---------- PROVIDED MATERIAL ----------
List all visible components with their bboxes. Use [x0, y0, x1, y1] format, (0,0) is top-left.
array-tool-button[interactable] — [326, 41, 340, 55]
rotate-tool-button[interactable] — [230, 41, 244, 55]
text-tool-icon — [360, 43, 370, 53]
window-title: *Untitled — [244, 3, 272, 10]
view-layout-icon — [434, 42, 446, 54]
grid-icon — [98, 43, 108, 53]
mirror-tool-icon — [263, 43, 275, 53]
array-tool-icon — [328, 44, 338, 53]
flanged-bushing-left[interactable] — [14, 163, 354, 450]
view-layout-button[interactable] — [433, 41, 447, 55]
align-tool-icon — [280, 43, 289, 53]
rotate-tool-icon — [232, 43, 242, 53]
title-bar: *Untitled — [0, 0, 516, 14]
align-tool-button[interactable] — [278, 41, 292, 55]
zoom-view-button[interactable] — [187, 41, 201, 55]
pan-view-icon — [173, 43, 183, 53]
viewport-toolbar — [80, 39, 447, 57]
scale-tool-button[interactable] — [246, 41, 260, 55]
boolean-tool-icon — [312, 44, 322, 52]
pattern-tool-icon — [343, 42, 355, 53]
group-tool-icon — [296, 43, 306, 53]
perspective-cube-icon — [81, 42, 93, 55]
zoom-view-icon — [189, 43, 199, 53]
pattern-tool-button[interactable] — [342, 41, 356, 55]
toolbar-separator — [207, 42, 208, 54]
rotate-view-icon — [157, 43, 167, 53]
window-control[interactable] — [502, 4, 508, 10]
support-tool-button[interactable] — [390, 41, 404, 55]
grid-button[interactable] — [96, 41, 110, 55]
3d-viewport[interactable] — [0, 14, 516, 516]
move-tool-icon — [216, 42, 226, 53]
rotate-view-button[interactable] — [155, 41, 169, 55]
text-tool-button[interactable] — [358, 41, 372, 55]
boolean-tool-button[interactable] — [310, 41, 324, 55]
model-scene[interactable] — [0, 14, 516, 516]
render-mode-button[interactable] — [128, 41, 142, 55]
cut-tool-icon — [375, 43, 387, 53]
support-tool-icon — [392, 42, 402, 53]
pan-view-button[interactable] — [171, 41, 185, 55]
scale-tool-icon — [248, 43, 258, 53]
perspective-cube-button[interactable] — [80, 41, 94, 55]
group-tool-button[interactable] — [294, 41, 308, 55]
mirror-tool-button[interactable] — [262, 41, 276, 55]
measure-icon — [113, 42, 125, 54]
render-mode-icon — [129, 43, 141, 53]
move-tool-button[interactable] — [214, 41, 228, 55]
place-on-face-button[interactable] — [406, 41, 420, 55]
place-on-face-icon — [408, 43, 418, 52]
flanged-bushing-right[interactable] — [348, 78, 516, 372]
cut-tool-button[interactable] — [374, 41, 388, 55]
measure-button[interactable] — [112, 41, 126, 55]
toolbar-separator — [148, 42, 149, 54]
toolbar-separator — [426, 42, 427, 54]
----------
EXERCISE. Write out every line of the records above without any changes.

WRITTEN RESPONSE.
List all visible components with their bboxes. Use [x0, y0, x1, y1] format, (0,0) is top-left.
array-tool-button[interactable] — [326, 41, 340, 55]
rotate-tool-button[interactable] — [230, 41, 244, 55]
text-tool-icon — [360, 43, 370, 53]
window-title: *Untitled — [244, 3, 272, 10]
view-layout-icon — [434, 42, 446, 54]
grid-icon — [98, 43, 108, 53]
mirror-tool-icon — [263, 43, 275, 53]
array-tool-icon — [328, 44, 338, 53]
flanged-bushing-left[interactable] — [14, 163, 354, 450]
view-layout-button[interactable] — [433, 41, 447, 55]
align-tool-icon — [280, 43, 289, 53]
rotate-tool-icon — [232, 43, 242, 53]
title-bar: *Untitled — [0, 0, 516, 14]
align-tool-button[interactable] — [278, 41, 292, 55]
zoom-view-button[interactable] — [187, 41, 201, 55]
pan-view-icon — [173, 43, 183, 53]
viewport-toolbar — [80, 39, 447, 57]
scale-tool-button[interactable] — [246, 41, 260, 55]
boolean-tool-icon — [312, 44, 322, 52]
pattern-tool-icon — [343, 42, 355, 53]
group-tool-icon — [296, 43, 306, 53]
perspective-cube-icon — [81, 42, 93, 55]
zoom-view-icon — [189, 43, 199, 53]
pattern-tool-button[interactable] — [342, 41, 356, 55]
toolbar-separator — [207, 42, 208, 54]
rotate-view-icon — [157, 43, 167, 53]
window-control[interactable] — [502, 4, 508, 10]
support-tool-button[interactable] — [390, 41, 404, 55]
grid-button[interactable] — [96, 41, 110, 55]
3d-viewport[interactable] — [0, 14, 516, 516]
move-tool-icon — [216, 42, 226, 53]
rotate-view-button[interactable] — [155, 41, 169, 55]
text-tool-button[interactable] — [358, 41, 372, 55]
boolean-tool-button[interactable] — [310, 41, 324, 55]
model-scene[interactable] — [0, 14, 516, 516]
render-mode-button[interactable] — [128, 41, 142, 55]
cut-tool-icon — [375, 43, 387, 53]
support-tool-icon — [392, 42, 402, 53]
pan-view-button[interactable] — [171, 41, 185, 55]
scale-tool-icon — [248, 43, 258, 53]
perspective-cube-button[interactable] — [80, 41, 94, 55]
group-tool-button[interactable] — [294, 41, 308, 55]
mirror-tool-button[interactable] — [262, 41, 276, 55]
measure-icon — [113, 42, 125, 54]
render-mode-icon — [129, 43, 141, 53]
move-tool-button[interactable] — [214, 41, 228, 55]
place-on-face-button[interactable] — [406, 41, 420, 55]
place-on-face-icon — [408, 43, 418, 52]
flanged-bushing-right[interactable] — [348, 78, 516, 372]
cut-tool-button[interactable] — [374, 41, 388, 55]
measure-button[interactable] — [112, 41, 126, 55]
toolbar-separator — [148, 42, 149, 54]
toolbar-separator — [426, 42, 427, 54]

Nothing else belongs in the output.